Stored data
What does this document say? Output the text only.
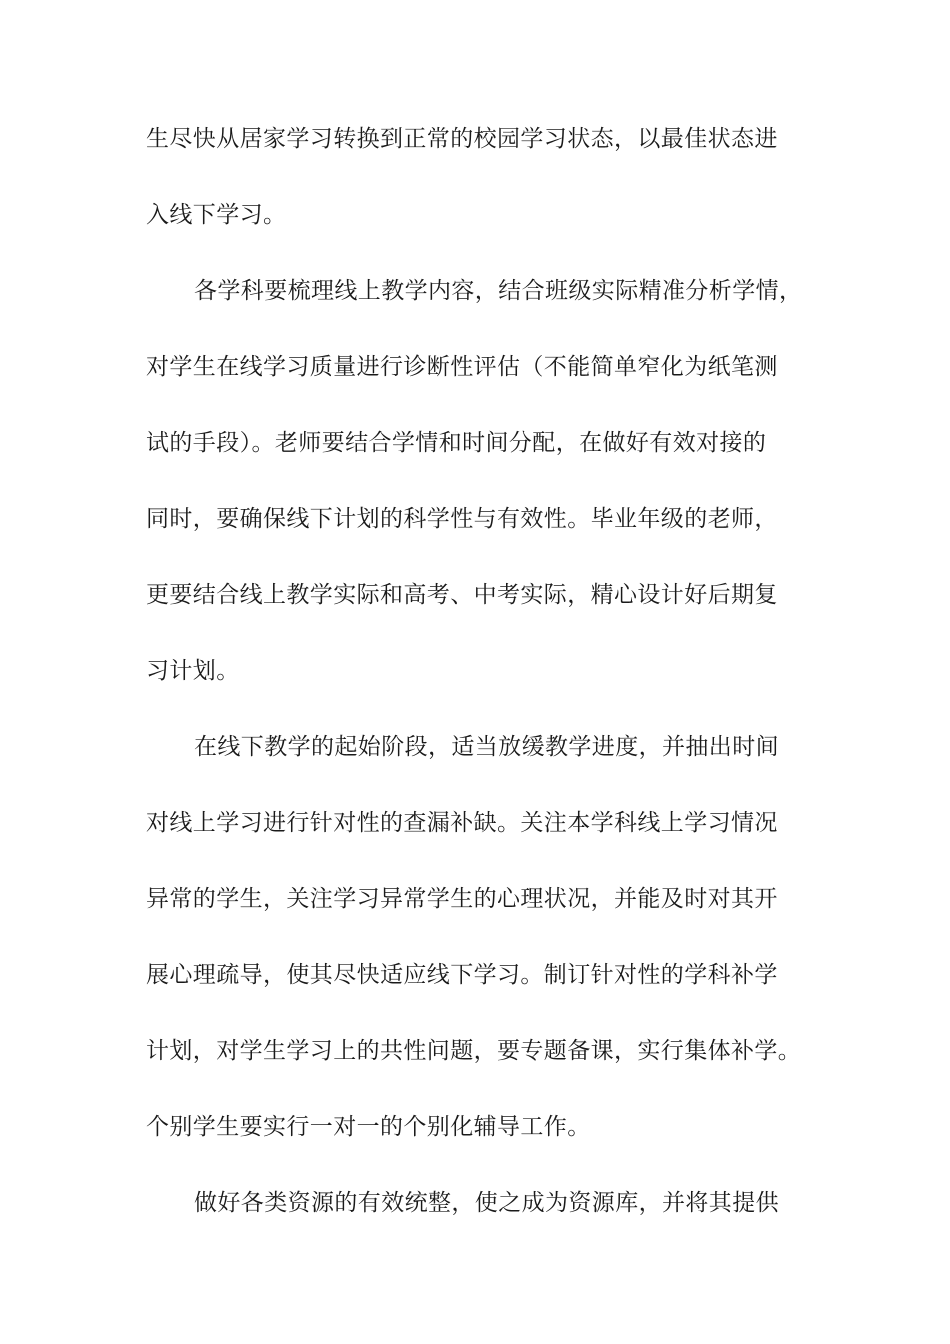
生尽快从居家学习转换到正常的校园学习状态，以最佳状态进
入线下学习。
各学科要梳理线上教学内容，结合班级实际精准分析学情，
对学生在线学习质量进行诊断性评估（不能简单窄化为纸笔测
试的手段）。老师要结合学情和时间分配，在做好有效对接的
同时，要确保线下计划的科学性与有效性。毕业年级的老师，
更要结合线上教学实际和高考、中考实际，精心设计好后期复
习计划。
在线下教学的起始阶段，适当放缓教学进度，并抽出时间
对线上学习进行针对性的查漏补缺。关注本学科线上学习情况
异常的学生，关注学习异常学生的心理状况，并能及时对其开
展心理疏导，使其尽快适应线下学习。制订针对性的学科补学
计划，对学生学习上的共性问题，要专题备课，实行集体补学。
个别学生要实行一对一的个别化辅导工作。
做好各类资源的有效统整，使之成为资源库，并将其提供
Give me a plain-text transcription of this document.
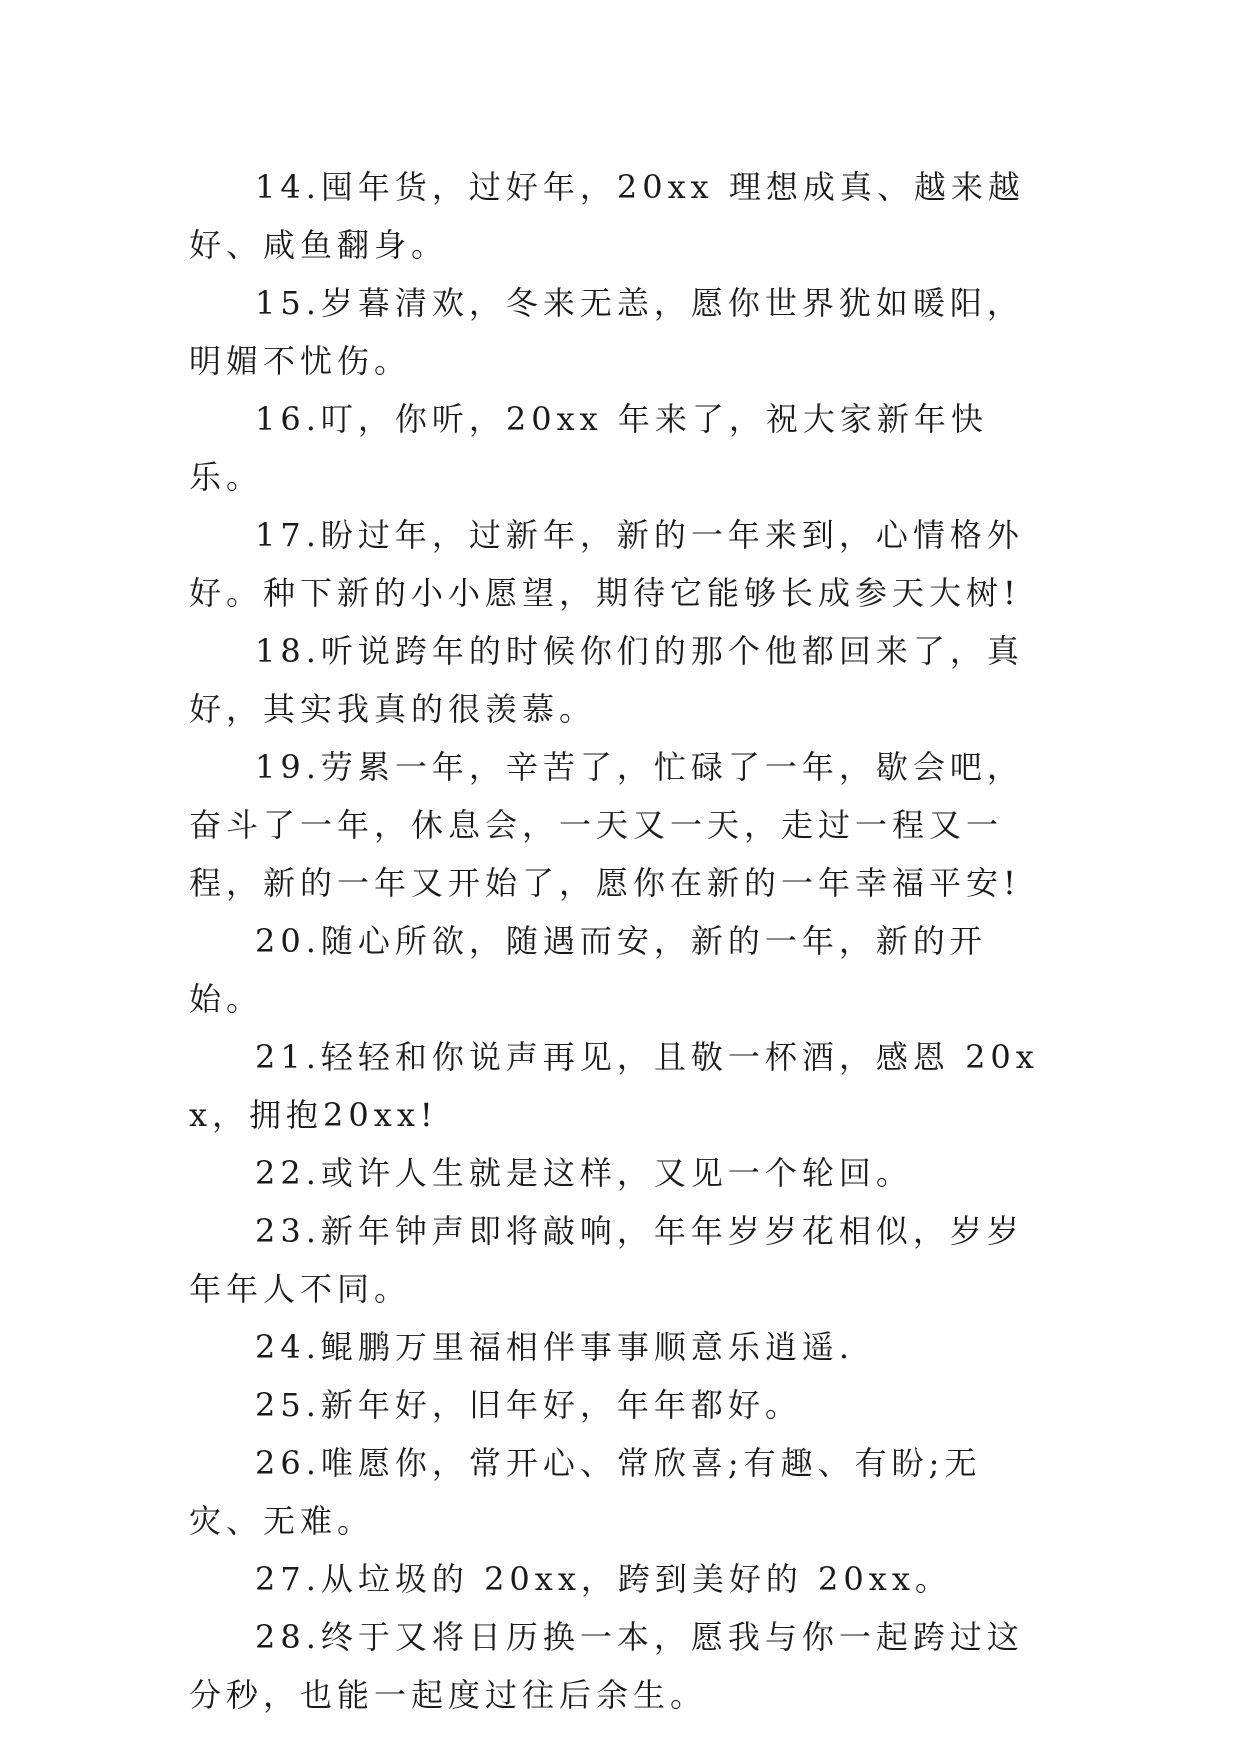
14.囤年货，过好年，20xx 理想成真、越来越好、咸鱼翻身。

15.岁暮清欢，冬来无恙，愿你世界犹如暖阳，明媚不忧伤。

16.叮，你听，20xx 年来了，祝大家新年快乐。

17.盼过年，过新年，新的一年来到，心情格外好。种下新的小小愿望，期待它能够长成参天大树!

18.听说跨年的时候你们的那个他都回来了，真好，其实我真的很羡慕。

19.劳累一年，辛苦了，忙碌了一年，歇会吧，奋斗了一年，休息会，一天又一天，走过一程又一程，新的一年又开始了，愿你在新的一年幸福平安!

20.随心所欲，随遇而安，新的一年，新的开始。

21.轻轻和你说声再见，且敬一杯酒，感恩 20xx，拥抱20xx!

22.或许人生就是这样，又见一个轮回。

23.新年钟声即将敲响，年年岁岁花相似，岁岁年年人不同。

24.鲲鹏万里福相伴事事顺意乐逍遥.

25.新年好，旧年好，年年都好。

26.唯愿你，常开心、常欣喜;有趣、有盼;无灾、无难。

27.从垃圾的 20xx，跨到美好的 20xx。

28.终于又将日历换一本，愿我与你一起跨过这分秒，也能一起度过往后余生。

→ Required work
Without including the pictures, reproduce all entries exactly.

→ Answer below
What does this document say? Output the text only.
生尽快从居家学习转换到正常的校园学习状态，以最佳状态进
入线下学习。
各学科要梳理线上教学内容，结合班级实际精准分析学情，
对学生在线学习质量进行诊断性评估（不能简单窄化为纸笔测
试的手段）。老师要结合学情和时间分配，在做好有效对接的
同时，要确保线下计划的科学性与有效性。毕业年级的老师，
更要结合线上教学实际和高考、中考实际，精心设计好后期复
习计划。
在线下教学的起始阶段，适当放缓教学进度，并抽出时间
对线上学习进行针对性的查漏补缺。关注本学科线上学习情况
异常的学生，关注学习异常学生的心理状况，并能及时对其开
展心理疏导，使其尽快适应线下学习。制订针对性的学科补学
计划，对学生学习上的共性问题，要专题备课，实行集体补学。
个别学生要实行一对一的个别化辅导工作。
做好各类资源的有效统整，使之成为资源库，并将其提供
Give me a plain-text transcription of this document.
14.囤年货，过好年，20xx 理想成真、越来越好、咸鱼翻身。

15.岁暮清欢，冬来无恙，愿你世界犹如暖阳，明媚不忧伤。

16.叮，你听，20xx 年来了，祝大家新年快乐。

17.盼过年，过新年，新的一年来到，心情格外好。种下新的小小愿望，期待它能够长成参天大树!

18.听说跨年的时候你们的那个他都回来了，真好，其实我真的很羡慕。

19.劳累一年，辛苦了，忙碌了一年，歇会吧，奋斗了一年，休息会，一天又一天，走过一程又一程，新的一年又开始了，愿你在新的一年幸福平安!

20.随心所欲，随遇而安，新的一年，新的开始。

21.轻轻和你说声再见，且敬一杯酒，感恩 20xx，拥抱20xx!

22.或许人生就是这样，又见一个轮回。

23.新年钟声即将敲响，年年岁岁花相似，岁岁年年人不同。

24.鲲鹏万里福相伴事事顺意乐逍遥.

25.新年好，旧年好，年年都好。

26.唯愿你，常开心、常欣喜;有趣、有盼;无灾、无难。

27.从垃圾的 20xx，跨到美好的 20xx。

28.终于又将日历换一本，愿我与你一起跨过这分秒，也能一起度过往后余生。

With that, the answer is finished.